## TASK INSTRUCTIONS
List all lines of the data that include the string "said".

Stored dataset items
################
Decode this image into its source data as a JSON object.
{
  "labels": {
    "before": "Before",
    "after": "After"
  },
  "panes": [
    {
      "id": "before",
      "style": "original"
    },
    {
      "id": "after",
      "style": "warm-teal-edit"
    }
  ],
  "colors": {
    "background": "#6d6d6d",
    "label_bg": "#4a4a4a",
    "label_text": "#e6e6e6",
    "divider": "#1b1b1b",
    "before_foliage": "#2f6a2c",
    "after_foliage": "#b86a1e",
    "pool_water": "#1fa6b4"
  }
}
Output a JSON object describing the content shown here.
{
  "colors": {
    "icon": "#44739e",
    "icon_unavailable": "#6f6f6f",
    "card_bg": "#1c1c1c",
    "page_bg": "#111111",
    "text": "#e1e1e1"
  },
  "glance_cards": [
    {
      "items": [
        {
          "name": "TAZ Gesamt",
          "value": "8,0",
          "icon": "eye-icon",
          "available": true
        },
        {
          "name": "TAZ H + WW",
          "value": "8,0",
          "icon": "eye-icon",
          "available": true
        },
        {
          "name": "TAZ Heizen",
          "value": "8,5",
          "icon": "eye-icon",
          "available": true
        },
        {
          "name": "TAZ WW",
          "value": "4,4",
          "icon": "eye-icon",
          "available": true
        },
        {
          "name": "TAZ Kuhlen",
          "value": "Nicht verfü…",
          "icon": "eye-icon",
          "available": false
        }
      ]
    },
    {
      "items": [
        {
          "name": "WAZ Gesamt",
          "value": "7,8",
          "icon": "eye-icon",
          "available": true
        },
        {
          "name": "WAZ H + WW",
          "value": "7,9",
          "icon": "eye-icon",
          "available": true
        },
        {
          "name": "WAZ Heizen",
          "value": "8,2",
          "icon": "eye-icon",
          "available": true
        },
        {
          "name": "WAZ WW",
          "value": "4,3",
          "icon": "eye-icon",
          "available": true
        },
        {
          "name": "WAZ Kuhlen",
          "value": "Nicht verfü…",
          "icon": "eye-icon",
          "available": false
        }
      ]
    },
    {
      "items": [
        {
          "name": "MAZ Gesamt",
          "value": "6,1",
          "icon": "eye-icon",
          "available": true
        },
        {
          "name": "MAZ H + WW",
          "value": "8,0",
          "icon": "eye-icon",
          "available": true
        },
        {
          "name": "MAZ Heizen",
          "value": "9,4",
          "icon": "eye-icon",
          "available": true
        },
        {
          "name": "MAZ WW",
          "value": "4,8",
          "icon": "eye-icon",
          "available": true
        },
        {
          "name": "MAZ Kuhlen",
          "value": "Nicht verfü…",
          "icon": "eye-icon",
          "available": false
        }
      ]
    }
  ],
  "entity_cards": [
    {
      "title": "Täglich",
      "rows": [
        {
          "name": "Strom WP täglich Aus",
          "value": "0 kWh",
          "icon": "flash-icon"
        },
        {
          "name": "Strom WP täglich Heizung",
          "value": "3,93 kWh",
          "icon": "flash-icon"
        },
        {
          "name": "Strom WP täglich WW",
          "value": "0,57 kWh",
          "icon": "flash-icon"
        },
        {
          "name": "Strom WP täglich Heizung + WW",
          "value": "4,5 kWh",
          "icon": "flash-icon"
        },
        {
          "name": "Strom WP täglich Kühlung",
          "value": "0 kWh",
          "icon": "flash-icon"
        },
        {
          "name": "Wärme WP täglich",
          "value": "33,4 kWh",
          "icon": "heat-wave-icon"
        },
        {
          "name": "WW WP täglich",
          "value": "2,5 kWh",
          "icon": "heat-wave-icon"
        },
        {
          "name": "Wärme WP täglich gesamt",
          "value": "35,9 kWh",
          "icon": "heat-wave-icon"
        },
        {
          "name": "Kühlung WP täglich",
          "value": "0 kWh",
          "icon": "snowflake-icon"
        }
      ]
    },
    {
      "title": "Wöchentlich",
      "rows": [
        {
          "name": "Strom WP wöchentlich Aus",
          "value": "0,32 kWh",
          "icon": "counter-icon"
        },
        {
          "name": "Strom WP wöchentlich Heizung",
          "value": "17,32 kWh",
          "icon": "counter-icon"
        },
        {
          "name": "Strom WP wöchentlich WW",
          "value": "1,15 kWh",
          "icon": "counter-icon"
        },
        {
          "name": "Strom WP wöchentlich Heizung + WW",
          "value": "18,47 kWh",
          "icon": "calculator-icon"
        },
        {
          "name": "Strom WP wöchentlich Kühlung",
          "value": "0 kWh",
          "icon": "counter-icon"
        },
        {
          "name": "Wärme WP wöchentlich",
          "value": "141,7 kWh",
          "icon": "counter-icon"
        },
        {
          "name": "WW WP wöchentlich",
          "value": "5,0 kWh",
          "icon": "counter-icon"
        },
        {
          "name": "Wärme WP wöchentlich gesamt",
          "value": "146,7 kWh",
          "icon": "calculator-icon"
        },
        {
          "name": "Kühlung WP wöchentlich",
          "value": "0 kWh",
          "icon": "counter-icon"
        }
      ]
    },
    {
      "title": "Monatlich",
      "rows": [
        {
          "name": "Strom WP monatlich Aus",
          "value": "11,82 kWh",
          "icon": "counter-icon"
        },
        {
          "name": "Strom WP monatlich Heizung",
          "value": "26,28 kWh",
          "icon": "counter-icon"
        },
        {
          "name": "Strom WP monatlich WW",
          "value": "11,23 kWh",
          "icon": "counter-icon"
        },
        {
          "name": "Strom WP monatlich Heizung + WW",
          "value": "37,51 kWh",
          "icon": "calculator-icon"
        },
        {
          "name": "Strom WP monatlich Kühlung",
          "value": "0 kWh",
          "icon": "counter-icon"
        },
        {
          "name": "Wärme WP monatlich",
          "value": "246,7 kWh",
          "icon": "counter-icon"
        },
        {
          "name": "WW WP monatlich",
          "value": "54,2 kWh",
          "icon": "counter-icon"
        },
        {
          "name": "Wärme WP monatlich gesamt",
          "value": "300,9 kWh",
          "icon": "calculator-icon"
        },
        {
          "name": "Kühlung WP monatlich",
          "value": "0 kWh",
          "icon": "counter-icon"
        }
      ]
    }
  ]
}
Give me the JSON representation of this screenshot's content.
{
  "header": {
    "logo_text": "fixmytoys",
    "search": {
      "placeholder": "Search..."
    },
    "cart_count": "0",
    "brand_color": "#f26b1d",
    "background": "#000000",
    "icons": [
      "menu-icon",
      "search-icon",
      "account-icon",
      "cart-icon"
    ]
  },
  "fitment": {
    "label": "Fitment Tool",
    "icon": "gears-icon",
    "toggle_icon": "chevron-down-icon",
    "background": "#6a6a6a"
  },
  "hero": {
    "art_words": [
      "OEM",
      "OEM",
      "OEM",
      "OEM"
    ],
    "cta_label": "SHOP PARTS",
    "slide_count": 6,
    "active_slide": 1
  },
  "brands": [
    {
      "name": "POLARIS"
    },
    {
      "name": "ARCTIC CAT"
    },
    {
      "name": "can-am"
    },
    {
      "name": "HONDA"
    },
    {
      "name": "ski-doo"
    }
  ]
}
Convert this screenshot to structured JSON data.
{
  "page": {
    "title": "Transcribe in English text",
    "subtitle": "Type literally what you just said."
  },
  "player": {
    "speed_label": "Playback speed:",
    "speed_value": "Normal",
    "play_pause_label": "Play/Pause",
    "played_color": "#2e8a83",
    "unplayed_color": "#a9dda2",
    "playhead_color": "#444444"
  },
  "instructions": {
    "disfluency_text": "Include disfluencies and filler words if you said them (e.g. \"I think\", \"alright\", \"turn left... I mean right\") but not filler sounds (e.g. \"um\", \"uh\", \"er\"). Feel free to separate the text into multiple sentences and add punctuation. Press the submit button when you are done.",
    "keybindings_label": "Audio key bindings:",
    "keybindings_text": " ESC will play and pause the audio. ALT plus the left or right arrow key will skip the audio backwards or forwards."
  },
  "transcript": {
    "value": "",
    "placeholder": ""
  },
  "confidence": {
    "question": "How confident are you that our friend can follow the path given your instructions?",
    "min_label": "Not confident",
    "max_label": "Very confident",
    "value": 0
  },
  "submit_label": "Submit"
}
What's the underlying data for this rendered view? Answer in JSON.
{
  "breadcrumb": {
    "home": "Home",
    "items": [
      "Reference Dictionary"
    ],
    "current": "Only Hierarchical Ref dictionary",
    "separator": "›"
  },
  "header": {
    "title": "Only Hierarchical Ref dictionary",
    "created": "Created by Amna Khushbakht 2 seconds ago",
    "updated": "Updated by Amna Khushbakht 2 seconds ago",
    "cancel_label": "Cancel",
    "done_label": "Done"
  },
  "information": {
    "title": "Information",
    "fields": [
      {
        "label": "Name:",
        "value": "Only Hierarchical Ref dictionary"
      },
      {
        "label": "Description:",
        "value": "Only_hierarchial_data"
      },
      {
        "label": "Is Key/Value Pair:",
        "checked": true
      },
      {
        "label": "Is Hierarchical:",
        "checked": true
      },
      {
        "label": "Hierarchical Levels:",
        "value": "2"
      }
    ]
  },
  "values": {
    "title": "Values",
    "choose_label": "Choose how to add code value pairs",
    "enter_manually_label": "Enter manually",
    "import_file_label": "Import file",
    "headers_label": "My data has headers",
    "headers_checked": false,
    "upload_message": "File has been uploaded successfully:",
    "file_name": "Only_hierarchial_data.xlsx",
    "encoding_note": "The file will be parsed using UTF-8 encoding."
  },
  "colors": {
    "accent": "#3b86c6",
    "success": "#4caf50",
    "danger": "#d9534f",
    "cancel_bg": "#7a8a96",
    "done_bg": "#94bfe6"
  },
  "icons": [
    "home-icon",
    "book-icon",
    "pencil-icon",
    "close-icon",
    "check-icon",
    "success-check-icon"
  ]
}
################
## FINISHED TASK
    "subtitle": "Type literally what you just said."
    "disfluency_text": "Include disfluencies and filler words if you said them (e.g. \"I think\", \"alright\", \"turn left... I mean right\") but not filler sounds (e.g. \"um\", \"uh\", \"er\"). Feel free to separate the text into multiple sentences and add punctuation. Press the submit button when you are done.",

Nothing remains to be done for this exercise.